- **WHAT TO WORK ON**:
[1] According to the passage on Dutch population registers, why were new address-based register books started every 10 years?
[2] Carry on the passage about Dutch population registers, starting right after its final sentence.

- **PASSAGE**:
'''
Population registers

Population registers can be a great source of information because they list all the inhabitants of a house, usually one or more families together with their domestic staff. Since 1850, the Dutch population registers form a continuous registration where you can find who lived where at all times. They look like census records but differ in one important aspect: population registers were kept up-to-date during the period the register covers (usually ten years). If you think of the census record as a snapshot, the population register is a movie.


Governments have always felt the need to register their population. There were several reasons for this:

  • taxes
  • finding out who could defend the towns if needed
  • registering people for the military drafts
  • determining who was eligible to vote in elections

The first nation-wide census was held in 1795. As a result of the French occupation, a democracy was established. The goal of the census was to find out how many representatives each province was allowed.

After this, a census was held every 10 years. After the 1849 census, the government decided to change the registration from a static to a continuous population registration. This population register would track the population through time. The inhabitants of each address were registered and the record was kept up to date if people were born or died there, moved there or went away.

Often, a seperate registration was kept for domestics, since they moved so frequently. Some garrizon towns also kept seperate records for people in the military because they were often reassigned.

In 1920, the address-based registration was converted into a family-based registration. For each family, their information was collected on a family card. If the family moved, the card went with them. The system was changed into a personal registration in 1938 with the introduction of the personal index card.


The original census records (which counted the population at a certain time, not the population registration of the later period) listed the head of household and his occupation, the name of the person who supplied the information and the number of people who lived at that address.

Address-based registration

Population register

Breda, population register 1860-1869, vol. 10, p. 105, household of Cornelia Platschart

The address-based population register lists all the persons at that address. Because of the frequent mutations, new books were started every 10 years based on the information of the previous books.

For each person, the following information is registered:

  • full name
  • birth place
  • birth date
  • death date (if death occurred within that particular 10-year period)
  • marital status
  • marriage date (if marriage occurred within that particular 10-year period)
  • relationship to head of household
  • religion
  • sometimes: tax class
  • date of registration
  • date of moving to that address (if within that particular 10-year period)
  • place or address from where he came
  • date of moving from that address (if within that particular 10-year period)
  • place or address to where he moved
  • notes

Use for emigration research

Census records, in particular the continuous registration that started in the 19th century, are one of the most important resources for finding emigrants. Most people reported to their municipality that they were going to emigrate. For them, the ‘moved to’ information often lists ‘America’.
'''
Layout annotation records
'''
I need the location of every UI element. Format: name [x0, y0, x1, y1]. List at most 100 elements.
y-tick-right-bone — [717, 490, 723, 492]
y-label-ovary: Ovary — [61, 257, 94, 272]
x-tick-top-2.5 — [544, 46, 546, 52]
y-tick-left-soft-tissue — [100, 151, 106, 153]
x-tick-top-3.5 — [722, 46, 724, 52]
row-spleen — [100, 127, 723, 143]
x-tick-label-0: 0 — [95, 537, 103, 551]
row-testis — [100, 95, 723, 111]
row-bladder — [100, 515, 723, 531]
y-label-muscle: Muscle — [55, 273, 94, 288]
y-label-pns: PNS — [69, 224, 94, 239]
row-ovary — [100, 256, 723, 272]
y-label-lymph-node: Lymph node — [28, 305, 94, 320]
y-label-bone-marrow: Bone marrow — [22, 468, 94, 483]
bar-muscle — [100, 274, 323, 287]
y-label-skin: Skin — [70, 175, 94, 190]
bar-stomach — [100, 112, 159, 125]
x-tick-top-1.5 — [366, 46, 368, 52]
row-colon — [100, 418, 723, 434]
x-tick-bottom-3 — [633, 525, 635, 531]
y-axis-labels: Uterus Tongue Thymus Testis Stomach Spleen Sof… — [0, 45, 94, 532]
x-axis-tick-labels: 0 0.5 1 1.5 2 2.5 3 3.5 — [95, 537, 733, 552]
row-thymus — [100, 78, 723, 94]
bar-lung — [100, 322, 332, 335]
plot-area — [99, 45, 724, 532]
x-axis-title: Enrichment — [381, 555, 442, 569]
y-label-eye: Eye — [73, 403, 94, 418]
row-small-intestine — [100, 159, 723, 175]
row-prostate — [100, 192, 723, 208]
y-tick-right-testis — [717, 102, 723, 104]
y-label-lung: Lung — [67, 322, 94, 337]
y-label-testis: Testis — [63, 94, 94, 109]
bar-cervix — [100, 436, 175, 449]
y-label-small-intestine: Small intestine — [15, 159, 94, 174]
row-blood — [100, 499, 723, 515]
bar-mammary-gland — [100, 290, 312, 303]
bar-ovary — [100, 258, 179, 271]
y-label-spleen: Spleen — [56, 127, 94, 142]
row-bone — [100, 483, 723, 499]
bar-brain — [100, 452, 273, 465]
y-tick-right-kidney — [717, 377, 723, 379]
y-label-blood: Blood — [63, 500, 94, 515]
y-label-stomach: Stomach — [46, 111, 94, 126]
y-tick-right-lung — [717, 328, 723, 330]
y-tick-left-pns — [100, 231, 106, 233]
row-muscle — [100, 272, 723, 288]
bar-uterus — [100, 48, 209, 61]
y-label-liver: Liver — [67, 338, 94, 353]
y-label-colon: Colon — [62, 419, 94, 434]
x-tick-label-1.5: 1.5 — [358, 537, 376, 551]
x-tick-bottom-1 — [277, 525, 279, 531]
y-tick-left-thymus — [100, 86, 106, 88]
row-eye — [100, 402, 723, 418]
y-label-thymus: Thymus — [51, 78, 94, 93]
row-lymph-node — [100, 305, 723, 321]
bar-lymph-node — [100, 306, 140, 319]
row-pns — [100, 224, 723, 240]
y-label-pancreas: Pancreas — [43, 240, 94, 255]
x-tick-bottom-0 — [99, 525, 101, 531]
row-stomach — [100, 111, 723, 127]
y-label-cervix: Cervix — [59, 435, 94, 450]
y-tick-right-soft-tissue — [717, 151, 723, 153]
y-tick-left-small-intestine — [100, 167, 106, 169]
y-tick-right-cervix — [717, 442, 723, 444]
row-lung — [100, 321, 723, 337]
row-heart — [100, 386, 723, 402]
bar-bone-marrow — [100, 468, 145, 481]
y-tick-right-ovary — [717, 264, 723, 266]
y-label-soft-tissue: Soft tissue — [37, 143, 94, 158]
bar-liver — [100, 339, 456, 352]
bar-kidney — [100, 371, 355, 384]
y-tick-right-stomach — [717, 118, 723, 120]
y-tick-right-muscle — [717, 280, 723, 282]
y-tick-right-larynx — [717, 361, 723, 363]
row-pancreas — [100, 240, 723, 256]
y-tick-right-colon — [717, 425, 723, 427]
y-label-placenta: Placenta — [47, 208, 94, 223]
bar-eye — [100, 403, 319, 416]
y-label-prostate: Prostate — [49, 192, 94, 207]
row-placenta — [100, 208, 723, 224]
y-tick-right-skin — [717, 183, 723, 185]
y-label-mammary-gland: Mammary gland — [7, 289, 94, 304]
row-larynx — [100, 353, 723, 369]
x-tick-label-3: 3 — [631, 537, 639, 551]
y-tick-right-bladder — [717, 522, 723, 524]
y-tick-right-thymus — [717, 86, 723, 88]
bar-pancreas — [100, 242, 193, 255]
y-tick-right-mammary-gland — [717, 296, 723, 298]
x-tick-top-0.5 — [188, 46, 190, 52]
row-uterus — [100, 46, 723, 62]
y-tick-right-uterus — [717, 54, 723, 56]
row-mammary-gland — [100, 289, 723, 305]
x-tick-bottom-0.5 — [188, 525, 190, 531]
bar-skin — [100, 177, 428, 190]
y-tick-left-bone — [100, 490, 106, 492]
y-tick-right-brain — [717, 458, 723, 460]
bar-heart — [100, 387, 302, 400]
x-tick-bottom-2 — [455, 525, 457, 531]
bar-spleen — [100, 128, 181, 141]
'''
- **ANSWERS BELOW**:
[1] People's details changed often, so a fresh set of books was started every 10 years. Each new set was based on the information in the previous books.

[2]
However, not everyone officially reported themselves. Some people had some outstanding fines or were afraid to be drafted into the military. They left the country without notifying the government. For these people, their departure will not be recorded in the census records. Sometimes they can be found in passenger lists or arrival records.

Where to find

Most original census records can be found in local archives such as municipal archives or regional archives. Some of them are online at the website of the local archive and/or via WieWasWie. Unindexed scans for many municipalities are also available on Familysearch. You can also check the Digital Resources site to see if there are any census records for the province you’re doing research in.

Difference with civil registration

Many people get confused about the difference between the Dutch census records and the civil registration. The records of the civil registration each record a single event (a birth, marriage or death) whereas the census records provide a snapshot of an entire family during a certain period.

Case study

Do you want to know how to use population registers in your own research? Check out the following case study for inspiration:

Dutch Genealogy source score

5 out of 5 stars Amount of information about births, marriages, deaths
4 out of 5 stars Amount of background information about your ancestors
4 out of 5 stars Online availability of scans
2 out of 5 stars Online availability of indexes or transcriptions
4 out of 5 stars Easy to understand if you don’t know Dutch

About Yvette Hoitink

Yvette Hoitink, MLitt, CG®, QG™ is a professional genealogist, writer, and lecturer in the Netherlands. She has a Master of Letters in Family and Local History from the University of Dundee, and holds the Certification of Genealogist and Qualified Genealogist credentials. Yvette served on the Board of Directors of the Association of Professional Genealogists and won excellence awards for her articles in the National Genealogical Society Quarterly and the Association of Professional Genealogists Quarterly. Yvette has been doing genealogy for over 30 years. She helps people from across the world find their ancestors from the Netherlands and its former colonies, including New Netherland. Read about Yvette's professional genealogy services.


  1. Judd Zandstra says

    I recently started looking at population register and I have a couple of questions. Here is the link to one I’m interested in: https://www.wiewaswie.nl/en/search/search-results/record-details/a2apersonid/506485540/srcid/34354701/oid/26. (1) in column 2 the date is 6 Mei 1869 but in the accompanying details the record date is stated as 1862; (2) in the image there is no address or gemeente, so how do we know where this record is from? Thanks.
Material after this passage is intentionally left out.